» TASK TO CARRY OUT:
From the entries below, copy every line where the string "page" appears.

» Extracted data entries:
━━━

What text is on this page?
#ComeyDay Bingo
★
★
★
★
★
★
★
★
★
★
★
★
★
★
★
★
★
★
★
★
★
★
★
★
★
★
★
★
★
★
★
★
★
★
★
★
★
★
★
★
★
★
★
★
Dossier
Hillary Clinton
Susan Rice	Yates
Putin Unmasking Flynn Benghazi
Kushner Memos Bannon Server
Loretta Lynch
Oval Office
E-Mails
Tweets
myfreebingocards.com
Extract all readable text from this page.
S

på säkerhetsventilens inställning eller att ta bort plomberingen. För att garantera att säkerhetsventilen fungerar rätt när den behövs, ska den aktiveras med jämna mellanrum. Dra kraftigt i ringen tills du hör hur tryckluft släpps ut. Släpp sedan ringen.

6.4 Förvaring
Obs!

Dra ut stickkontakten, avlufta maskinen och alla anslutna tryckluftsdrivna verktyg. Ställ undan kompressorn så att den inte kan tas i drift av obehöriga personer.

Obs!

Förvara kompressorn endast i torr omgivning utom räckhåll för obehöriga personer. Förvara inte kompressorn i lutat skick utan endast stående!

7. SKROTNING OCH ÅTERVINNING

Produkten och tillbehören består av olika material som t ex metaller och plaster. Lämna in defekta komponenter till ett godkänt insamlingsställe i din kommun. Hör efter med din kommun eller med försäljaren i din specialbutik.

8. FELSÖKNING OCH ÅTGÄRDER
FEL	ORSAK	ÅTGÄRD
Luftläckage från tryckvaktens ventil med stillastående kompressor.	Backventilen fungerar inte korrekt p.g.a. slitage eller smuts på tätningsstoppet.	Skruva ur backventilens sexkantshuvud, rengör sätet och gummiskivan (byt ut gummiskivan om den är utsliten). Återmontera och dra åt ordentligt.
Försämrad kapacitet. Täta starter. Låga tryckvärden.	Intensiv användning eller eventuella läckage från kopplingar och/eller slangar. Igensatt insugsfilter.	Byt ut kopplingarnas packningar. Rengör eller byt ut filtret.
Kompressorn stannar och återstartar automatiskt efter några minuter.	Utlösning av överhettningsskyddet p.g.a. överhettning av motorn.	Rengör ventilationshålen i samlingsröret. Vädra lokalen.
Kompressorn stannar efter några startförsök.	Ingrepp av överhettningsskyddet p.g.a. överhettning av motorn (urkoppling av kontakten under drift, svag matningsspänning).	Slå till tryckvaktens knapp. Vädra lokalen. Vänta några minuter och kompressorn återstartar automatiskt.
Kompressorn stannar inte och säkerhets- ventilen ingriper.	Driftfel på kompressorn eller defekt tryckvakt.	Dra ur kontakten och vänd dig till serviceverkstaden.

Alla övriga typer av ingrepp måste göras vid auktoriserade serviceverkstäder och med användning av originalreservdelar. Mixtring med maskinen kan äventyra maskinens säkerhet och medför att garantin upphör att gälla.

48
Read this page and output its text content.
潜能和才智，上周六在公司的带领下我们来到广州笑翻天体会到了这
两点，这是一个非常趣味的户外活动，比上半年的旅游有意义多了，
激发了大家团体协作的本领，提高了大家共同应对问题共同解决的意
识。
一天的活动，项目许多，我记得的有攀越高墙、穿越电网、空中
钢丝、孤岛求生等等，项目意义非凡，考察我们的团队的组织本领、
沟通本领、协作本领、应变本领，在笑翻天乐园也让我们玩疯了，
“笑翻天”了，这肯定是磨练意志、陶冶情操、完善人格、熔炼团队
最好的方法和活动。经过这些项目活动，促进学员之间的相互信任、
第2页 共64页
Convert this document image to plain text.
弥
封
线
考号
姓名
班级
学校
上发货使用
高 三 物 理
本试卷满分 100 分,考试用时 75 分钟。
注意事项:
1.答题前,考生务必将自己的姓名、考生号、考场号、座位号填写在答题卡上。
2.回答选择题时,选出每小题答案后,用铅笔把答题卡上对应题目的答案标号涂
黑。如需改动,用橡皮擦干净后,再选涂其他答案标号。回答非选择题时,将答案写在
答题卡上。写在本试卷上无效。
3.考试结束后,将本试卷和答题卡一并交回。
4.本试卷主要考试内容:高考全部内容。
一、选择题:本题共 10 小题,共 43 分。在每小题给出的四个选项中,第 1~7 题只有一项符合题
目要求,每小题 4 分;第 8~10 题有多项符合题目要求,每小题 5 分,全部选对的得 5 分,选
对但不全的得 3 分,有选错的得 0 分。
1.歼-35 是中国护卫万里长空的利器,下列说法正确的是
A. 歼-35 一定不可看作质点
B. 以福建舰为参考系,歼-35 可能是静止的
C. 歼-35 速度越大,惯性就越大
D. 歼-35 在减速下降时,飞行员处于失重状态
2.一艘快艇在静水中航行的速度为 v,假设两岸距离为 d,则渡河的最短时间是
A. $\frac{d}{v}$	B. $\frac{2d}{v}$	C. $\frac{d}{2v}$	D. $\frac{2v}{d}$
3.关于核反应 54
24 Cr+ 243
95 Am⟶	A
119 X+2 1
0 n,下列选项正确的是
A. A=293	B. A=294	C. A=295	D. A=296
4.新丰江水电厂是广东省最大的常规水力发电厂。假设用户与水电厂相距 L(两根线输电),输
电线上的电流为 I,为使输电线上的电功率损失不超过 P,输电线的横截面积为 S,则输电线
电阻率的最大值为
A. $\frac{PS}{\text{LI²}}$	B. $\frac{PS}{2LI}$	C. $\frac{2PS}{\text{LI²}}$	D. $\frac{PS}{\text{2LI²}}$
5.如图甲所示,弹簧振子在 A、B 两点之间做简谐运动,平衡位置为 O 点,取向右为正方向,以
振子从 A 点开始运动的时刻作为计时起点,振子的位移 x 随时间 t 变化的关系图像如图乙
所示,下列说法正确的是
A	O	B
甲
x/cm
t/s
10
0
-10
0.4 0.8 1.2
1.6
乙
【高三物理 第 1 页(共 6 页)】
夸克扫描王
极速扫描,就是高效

━━━

» FINAL ANSWER:
What text is on this page?
Extract all readable text from this page.
Read this page and output its text content.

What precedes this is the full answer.